--- The problem ---
Render every entry verbatim.

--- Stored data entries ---

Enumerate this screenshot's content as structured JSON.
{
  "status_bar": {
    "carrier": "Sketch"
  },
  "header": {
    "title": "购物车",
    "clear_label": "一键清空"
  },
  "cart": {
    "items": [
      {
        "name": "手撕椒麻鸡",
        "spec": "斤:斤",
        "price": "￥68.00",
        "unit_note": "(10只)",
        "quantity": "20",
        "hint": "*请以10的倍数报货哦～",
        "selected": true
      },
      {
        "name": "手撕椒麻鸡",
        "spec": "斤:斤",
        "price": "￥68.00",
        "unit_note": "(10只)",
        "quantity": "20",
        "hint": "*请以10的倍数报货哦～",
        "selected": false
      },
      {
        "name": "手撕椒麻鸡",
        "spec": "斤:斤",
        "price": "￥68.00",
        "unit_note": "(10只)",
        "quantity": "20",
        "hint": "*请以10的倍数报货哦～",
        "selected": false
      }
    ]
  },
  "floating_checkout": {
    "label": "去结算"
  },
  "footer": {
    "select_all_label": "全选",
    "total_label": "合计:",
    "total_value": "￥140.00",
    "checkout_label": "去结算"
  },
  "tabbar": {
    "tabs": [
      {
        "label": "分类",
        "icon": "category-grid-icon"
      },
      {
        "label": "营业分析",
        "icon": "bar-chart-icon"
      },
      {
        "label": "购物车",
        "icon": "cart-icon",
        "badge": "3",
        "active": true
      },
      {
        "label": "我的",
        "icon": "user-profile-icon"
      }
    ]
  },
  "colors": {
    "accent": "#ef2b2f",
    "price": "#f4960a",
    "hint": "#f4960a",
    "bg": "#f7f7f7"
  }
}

--- Right answer ---
Enumerate this screenshot's content as structured JSON.
{
  "status_bar": {
    "carrier": "Sketch"
  },
  "header": {
    "title": "购物车",
    "clear_label": "一键清空"
  },
  "cart": {
    "items": [
      {
        "name": "手撕椒麻鸡",
        "spec": "斤:斤",
        "price": "￥68.00",
        "unit_note": "(10只)",
        "quantity": "20",
        "hint": "*请以10的倍数报货哦～",
        "selected": true
      },
      {
        "name": "手撕椒麻鸡",
        "spec": "斤:斤",
        "price": "￥68.00",
        "unit_note": "(10只)",
        "quantity": "20",
        "hint": "*请以10的倍数报货哦～",
        "selected": false
      },
      {
        "name": "手撕椒麻鸡",
        "spec": "斤:斤",
        "price": "￥68.00",
        "unit_note": "(10只)",
        "quantity": "20",
        "hint": "*请以10的倍数报货哦～",
        "selected": false
      }
    ]
  },
  "floating_checkout": {
    "label": "去结算"
  },
  "footer": {
    "select_all_label": "全选",
    "total_label": "合计:",
    "total_value": "￥140.00",
    "checkout_label": "去结算"
  },
  "tabbar": {
    "tabs": [
      {
        "label": "分类",
        "icon": "category-grid-icon"
      },
      {
        "label": "营业分析",
        "icon": "bar-chart-icon"
      },
      {
        "label": "购物车",
        "icon": "cart-icon",
        "badge": "3",
        "active": true
      },
      {
        "label": "我的",
        "icon": "user-profile-icon"
      }
    ]
  },
  "colors": {
    "accent": "#ef2b2f",
    "price": "#f4960a",
    "hint": "#f4960a",
    "bg": "#f7f7f7"
  }
}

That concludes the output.